**THE TASK:** Copy out all lines in the data below containing the string "studiet".

____

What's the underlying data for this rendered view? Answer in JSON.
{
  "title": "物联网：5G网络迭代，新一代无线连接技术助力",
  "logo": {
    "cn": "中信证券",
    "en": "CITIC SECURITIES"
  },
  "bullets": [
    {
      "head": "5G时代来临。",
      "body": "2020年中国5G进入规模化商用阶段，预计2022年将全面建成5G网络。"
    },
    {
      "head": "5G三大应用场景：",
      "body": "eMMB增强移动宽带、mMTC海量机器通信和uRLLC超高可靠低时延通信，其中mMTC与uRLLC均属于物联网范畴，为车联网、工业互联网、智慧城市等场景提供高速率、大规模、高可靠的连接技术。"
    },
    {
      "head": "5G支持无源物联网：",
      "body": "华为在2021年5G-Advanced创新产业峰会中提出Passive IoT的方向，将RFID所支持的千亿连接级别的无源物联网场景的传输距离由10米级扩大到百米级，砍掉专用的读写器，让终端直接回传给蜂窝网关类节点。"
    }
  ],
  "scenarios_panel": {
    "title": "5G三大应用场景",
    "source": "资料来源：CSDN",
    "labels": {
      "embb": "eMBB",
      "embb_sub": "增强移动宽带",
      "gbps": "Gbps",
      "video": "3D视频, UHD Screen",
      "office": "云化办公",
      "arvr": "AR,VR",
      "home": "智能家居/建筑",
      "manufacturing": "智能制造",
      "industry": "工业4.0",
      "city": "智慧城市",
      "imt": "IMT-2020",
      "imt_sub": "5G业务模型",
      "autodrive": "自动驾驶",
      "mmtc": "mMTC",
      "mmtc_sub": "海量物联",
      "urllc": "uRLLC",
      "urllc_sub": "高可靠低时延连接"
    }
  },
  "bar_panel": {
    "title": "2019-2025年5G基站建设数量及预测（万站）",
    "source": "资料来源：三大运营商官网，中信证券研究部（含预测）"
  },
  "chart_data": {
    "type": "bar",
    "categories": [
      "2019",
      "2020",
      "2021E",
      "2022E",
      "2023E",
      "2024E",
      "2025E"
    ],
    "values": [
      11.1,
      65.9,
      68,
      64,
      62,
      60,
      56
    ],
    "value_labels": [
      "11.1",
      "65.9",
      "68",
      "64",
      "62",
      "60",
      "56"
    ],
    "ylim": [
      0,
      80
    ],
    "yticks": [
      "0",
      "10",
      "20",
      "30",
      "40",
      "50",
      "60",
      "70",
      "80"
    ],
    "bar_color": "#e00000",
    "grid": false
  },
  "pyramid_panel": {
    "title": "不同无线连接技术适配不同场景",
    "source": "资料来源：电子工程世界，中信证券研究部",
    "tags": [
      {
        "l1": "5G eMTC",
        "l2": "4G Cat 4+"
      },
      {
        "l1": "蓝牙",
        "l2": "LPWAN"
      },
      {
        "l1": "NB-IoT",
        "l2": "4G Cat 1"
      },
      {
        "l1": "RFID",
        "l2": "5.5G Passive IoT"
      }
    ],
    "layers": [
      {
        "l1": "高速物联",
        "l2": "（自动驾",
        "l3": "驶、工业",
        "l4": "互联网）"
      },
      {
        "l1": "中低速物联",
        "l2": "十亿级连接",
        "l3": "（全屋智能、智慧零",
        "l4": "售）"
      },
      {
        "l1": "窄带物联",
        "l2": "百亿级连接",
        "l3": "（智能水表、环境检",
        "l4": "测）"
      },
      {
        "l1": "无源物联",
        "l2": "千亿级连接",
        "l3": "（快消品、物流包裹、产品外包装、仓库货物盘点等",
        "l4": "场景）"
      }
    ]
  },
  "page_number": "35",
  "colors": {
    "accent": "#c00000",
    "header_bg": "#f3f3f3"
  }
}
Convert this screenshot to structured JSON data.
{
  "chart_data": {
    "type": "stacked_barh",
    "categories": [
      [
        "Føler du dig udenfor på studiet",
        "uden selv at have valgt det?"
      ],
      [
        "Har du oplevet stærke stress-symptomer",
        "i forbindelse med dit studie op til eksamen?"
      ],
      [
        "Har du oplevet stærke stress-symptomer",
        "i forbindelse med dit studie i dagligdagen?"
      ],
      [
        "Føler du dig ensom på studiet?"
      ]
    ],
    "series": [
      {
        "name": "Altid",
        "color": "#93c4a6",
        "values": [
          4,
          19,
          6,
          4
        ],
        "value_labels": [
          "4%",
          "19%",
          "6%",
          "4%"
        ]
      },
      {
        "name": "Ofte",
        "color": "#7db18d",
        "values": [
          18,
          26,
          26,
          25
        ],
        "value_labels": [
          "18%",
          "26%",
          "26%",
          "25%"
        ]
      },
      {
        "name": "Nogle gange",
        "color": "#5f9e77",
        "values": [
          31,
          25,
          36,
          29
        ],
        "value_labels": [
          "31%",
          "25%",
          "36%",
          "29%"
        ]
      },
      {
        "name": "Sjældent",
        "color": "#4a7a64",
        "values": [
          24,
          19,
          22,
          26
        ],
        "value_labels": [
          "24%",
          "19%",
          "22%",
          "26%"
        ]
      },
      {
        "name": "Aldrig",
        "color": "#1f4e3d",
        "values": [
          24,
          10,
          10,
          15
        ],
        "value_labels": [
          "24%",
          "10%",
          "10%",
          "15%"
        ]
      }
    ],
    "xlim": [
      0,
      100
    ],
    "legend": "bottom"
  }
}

____

**RIGHT ANSWER:**
        "Føler du dig udenfor på studiet",
        "Føler du dig ensom på studiet?"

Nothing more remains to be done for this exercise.